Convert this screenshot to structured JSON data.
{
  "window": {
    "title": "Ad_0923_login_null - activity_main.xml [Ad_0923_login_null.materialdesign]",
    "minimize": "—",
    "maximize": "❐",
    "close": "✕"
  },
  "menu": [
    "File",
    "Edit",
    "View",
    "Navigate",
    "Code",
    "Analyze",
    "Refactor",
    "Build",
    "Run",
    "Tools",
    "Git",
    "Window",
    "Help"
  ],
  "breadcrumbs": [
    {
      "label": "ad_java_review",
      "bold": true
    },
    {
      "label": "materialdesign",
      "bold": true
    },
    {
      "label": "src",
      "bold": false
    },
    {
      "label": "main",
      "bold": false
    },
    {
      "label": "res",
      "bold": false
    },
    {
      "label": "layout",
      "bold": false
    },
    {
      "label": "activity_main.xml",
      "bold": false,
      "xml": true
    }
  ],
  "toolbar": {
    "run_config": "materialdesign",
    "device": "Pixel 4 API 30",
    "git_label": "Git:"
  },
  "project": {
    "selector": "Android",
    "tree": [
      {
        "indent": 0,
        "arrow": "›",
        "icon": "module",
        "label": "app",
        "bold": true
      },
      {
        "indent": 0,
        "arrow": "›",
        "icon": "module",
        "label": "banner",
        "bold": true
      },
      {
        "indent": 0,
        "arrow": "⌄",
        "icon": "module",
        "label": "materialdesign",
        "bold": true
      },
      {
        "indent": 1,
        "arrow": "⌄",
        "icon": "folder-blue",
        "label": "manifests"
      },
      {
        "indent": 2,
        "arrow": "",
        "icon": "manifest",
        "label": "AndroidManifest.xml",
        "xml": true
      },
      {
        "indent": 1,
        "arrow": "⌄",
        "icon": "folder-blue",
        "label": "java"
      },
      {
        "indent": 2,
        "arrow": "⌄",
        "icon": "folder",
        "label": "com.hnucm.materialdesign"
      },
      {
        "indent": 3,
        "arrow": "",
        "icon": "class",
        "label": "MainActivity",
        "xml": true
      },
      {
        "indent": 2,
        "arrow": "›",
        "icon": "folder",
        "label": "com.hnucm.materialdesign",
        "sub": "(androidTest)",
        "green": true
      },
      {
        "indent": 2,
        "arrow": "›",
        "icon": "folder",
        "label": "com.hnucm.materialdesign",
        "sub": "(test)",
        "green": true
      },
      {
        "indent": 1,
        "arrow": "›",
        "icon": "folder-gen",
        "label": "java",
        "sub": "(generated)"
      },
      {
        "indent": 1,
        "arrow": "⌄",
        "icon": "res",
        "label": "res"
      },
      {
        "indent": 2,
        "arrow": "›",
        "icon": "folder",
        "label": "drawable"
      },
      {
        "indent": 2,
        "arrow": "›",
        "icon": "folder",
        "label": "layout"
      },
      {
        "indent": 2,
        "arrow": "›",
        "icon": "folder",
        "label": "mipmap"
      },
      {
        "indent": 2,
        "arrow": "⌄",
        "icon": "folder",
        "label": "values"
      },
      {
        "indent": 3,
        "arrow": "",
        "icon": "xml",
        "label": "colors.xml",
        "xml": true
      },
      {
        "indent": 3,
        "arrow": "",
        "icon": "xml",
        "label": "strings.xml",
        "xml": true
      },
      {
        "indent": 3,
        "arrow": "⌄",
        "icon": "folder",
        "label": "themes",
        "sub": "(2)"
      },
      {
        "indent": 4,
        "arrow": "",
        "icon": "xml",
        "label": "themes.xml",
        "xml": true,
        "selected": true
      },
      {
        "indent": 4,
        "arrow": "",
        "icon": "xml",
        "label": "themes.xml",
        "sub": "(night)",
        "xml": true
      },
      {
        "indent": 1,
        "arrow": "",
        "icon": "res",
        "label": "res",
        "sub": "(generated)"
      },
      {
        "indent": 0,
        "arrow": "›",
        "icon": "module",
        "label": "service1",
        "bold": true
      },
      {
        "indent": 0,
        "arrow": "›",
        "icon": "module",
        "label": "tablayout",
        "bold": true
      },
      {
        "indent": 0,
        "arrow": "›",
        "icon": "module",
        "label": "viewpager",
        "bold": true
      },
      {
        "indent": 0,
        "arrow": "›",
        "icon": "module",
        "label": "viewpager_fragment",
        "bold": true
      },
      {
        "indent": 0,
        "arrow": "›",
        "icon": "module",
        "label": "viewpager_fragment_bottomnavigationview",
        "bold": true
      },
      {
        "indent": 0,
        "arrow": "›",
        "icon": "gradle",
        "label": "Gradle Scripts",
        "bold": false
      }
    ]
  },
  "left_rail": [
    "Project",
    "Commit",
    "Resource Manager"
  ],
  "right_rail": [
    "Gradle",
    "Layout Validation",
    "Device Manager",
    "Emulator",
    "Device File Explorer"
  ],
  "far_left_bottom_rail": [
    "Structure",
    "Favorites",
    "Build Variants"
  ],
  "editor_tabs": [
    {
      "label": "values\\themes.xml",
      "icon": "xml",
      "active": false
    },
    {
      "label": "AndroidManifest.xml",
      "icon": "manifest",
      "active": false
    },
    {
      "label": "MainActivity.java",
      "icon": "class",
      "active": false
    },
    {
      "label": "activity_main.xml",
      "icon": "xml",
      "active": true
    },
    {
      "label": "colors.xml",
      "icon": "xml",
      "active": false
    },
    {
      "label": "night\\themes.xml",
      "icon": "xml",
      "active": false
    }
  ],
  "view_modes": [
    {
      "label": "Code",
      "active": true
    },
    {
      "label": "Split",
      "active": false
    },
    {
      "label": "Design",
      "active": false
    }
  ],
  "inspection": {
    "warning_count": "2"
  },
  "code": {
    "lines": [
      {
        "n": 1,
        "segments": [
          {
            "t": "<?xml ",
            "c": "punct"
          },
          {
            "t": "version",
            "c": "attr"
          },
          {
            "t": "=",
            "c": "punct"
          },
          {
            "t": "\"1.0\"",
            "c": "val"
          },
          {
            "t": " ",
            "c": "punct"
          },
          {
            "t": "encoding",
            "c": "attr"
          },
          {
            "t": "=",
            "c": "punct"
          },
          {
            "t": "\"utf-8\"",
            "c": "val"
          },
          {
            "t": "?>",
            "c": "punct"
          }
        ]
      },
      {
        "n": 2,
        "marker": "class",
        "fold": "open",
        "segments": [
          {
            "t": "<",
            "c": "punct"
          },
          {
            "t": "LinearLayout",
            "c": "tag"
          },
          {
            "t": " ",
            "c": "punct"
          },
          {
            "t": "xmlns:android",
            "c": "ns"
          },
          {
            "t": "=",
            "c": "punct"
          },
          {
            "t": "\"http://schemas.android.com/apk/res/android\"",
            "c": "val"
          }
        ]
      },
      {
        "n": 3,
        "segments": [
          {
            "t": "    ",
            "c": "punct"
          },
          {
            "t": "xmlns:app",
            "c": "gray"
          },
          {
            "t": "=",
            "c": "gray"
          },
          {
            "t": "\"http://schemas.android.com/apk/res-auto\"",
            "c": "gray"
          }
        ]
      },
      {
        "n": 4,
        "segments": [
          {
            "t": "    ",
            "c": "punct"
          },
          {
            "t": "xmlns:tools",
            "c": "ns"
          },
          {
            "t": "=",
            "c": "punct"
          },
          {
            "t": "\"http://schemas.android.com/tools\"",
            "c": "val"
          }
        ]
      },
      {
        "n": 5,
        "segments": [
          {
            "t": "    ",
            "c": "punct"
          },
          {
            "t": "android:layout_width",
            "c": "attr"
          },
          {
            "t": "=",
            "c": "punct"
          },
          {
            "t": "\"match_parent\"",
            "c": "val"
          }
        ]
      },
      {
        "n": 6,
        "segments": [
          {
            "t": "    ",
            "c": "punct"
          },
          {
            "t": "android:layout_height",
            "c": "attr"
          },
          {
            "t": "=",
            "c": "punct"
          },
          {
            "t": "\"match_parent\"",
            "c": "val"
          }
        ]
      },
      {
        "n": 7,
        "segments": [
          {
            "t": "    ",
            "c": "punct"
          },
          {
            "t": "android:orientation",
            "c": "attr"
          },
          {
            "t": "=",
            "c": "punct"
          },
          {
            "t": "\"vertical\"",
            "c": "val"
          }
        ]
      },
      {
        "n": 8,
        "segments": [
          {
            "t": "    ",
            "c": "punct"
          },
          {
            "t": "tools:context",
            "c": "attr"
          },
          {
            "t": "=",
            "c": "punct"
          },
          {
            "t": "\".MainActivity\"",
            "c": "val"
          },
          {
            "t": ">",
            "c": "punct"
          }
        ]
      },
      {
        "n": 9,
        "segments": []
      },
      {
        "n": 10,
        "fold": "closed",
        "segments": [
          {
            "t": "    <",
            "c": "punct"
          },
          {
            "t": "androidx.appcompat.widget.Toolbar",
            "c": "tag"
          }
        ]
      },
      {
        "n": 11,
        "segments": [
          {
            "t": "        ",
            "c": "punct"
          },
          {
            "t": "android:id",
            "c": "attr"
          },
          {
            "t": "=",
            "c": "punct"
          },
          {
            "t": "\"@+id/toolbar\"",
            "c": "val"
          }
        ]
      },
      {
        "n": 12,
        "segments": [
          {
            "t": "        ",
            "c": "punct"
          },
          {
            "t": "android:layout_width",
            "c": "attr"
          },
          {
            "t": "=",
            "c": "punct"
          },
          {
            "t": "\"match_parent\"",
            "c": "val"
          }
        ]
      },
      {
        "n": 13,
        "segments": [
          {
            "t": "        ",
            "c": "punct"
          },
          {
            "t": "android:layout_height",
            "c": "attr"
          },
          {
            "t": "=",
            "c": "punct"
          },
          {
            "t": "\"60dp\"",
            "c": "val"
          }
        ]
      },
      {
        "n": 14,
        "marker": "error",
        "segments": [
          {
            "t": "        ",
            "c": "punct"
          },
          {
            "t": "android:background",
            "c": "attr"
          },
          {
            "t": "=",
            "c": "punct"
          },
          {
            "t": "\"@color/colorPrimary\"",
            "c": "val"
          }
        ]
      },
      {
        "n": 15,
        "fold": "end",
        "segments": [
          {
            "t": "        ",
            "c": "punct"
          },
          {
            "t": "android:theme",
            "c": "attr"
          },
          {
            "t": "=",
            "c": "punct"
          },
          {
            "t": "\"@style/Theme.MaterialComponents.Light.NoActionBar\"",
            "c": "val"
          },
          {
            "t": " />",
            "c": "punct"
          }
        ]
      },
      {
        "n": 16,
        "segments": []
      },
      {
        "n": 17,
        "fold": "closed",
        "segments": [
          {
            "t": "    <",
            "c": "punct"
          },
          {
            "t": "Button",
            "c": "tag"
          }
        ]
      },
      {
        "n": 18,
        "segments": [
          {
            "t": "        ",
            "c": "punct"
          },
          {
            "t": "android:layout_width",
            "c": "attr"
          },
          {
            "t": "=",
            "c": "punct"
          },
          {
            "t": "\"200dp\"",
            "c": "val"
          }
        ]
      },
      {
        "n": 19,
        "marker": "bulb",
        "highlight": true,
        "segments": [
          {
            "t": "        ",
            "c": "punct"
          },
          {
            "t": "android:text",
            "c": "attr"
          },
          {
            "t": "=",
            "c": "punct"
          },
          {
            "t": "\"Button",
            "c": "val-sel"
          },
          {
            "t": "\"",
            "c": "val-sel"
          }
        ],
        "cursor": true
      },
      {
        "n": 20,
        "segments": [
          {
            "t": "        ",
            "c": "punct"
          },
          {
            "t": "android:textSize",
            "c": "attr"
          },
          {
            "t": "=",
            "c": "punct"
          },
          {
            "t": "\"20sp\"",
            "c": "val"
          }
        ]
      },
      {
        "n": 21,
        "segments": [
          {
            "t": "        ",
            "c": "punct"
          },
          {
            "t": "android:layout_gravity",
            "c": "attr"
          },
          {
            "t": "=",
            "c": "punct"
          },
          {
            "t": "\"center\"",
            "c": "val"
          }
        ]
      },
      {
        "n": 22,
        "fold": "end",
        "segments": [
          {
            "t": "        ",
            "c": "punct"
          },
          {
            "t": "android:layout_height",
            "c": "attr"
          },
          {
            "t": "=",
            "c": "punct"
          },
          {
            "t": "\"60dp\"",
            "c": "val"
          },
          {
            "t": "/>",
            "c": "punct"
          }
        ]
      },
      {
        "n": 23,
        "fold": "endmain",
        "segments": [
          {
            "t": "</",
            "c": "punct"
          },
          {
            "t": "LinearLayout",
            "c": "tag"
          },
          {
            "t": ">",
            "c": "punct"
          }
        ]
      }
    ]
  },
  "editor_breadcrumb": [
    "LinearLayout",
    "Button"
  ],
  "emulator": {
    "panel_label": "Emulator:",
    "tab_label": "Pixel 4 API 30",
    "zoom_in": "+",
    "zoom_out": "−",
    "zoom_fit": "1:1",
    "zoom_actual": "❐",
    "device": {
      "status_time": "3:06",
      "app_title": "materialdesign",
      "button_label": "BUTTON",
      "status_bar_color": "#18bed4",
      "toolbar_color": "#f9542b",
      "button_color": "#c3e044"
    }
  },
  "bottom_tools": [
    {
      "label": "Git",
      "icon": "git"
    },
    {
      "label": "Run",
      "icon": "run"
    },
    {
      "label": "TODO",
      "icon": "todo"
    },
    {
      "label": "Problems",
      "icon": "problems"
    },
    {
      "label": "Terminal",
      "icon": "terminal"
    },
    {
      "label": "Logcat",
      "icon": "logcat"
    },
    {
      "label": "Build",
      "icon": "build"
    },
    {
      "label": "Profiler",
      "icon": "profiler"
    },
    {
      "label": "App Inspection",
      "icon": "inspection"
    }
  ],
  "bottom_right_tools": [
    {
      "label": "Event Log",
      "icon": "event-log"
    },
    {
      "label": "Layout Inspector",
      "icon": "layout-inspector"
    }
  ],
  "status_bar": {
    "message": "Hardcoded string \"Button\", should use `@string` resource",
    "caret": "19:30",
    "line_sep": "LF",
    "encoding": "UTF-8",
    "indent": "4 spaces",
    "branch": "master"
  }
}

━━━━━━

Exercise brief → Using the listing, copy every line where the word "MainActivity" shows up.

Response →
        "label": "MainActivity",
      "label": "MainActivity.java",
            "t": "\".MainActivity\"",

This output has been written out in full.